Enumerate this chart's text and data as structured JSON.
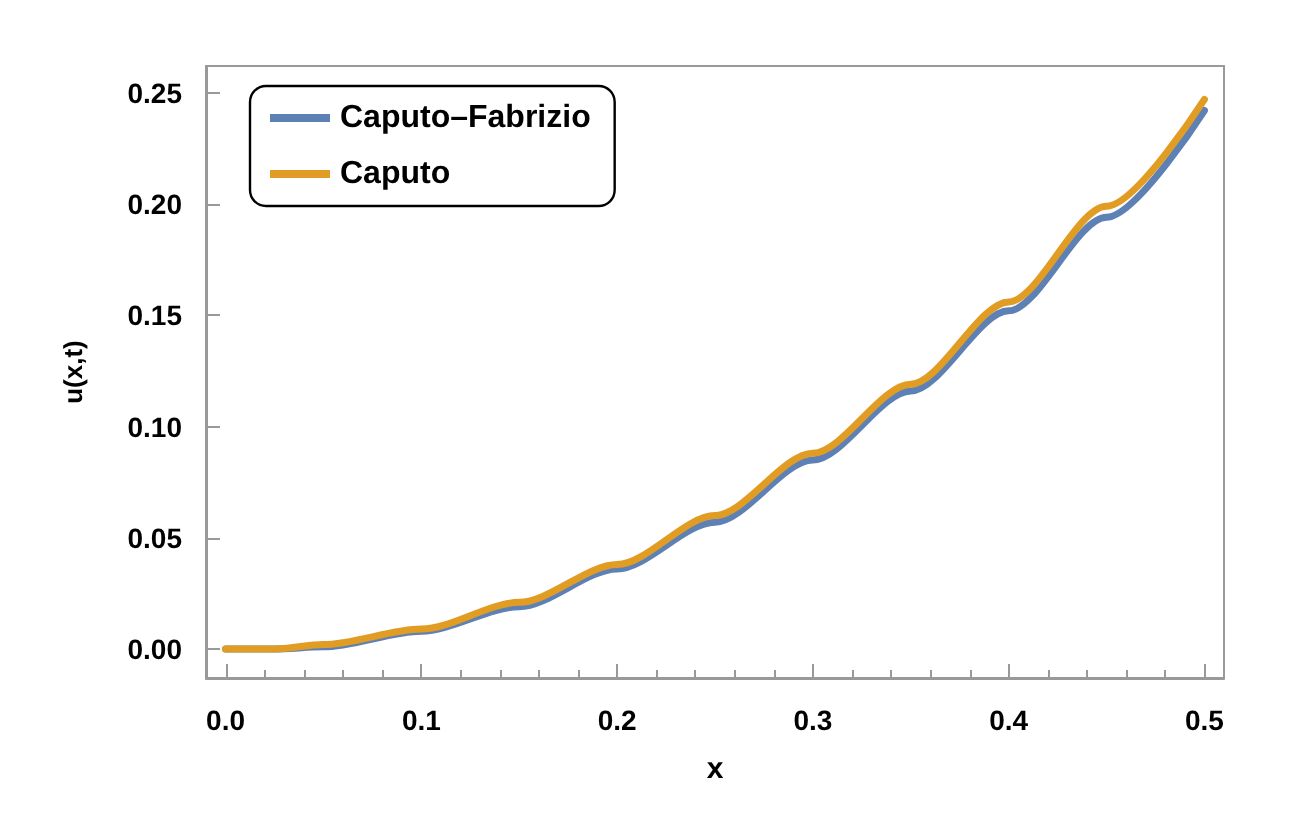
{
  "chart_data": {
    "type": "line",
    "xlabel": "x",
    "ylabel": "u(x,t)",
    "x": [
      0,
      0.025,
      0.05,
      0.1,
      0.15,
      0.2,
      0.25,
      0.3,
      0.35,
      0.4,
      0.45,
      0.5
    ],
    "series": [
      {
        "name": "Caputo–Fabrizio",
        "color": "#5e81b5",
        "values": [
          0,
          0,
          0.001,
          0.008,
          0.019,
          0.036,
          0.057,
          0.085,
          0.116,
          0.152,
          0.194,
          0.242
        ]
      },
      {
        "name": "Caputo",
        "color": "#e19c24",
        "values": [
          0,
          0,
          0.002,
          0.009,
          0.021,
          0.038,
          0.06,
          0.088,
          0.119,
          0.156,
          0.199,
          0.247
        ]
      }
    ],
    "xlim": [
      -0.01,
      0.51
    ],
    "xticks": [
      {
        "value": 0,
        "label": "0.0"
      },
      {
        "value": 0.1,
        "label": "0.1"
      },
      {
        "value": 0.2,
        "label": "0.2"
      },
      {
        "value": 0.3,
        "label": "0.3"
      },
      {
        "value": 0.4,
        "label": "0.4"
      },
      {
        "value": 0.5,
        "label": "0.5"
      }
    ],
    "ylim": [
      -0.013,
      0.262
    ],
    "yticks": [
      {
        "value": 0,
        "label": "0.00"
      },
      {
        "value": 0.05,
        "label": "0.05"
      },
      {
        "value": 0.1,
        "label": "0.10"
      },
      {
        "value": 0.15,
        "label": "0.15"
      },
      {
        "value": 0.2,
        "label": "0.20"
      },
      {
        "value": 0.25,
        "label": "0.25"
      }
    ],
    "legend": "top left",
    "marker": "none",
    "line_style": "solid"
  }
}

******************************

TASK
Write out all the entries exactly, except for the pictures.

SOLUTION
Enumerate this chart's text and data as structured JSON.
{
  "chart_data": {
    "type": "line",
    "xlabel": "x",
    "ylabel": "u(x,t)",
    "x": [
      0,
      0.025,
      0.05,
      0.1,
      0.15,
      0.2,
      0.25,
      0.3,
      0.35,
      0.4,
      0.45,
      0.5
    ],
    "series": [
      {
        "name": "Caputo–Fabrizio",
        "color": "#5e81b5",
        "values": [
          0,
          0,
          0.001,
          0.008,
          0.019,
          0.036,
          0.057,
          0.085,
          0.116,
          0.152,
          0.194,
          0.242
        ]
      },
      {
        "name": "Caputo",
        "color": "#e19c24",
        "values": [
          0,
          0,
          0.002,
          0.009,
          0.021,
          0.038,
          0.06,
          0.088,
          0.119,
          0.156,
          0.199,
          0.247
        ]
      }
    ],
    "xlim": [
      -0.01,
      0.51
    ],
    "xticks": [
      {
        "value": 0,
        "label": "0.0"
      },
      {
        "value": 0.1,
        "label": "0.1"
      },
      {
        "value": 0.2,
        "label": "0.2"
      },
      {
        "value": 0.3,
        "label": "0.3"
      },
      {
        "value": 0.4,
        "label": "0.4"
      },
      {
        "value": 0.5,
        "label": "0.5"
      }
    ],
    "ylim": [
      -0.013,
      0.262
    ],
    "yticks": [
      {
        "value": 0,
        "label": "0.00"
      },
      {
        "value": 0.05,
        "label": "0.05"
      },
      {
        "value": 0.1,
        "label": "0.10"
      },
      {
        "value": 0.15,
        "label": "0.15"
      },
      {
        "value": 0.2,
        "label": "0.20"
      },
      {
        "value": 0.25,
        "label": "0.25"
      }
    ],
    "legend": "top left",
    "marker": "none",
    "line_style": "solid"
  }
}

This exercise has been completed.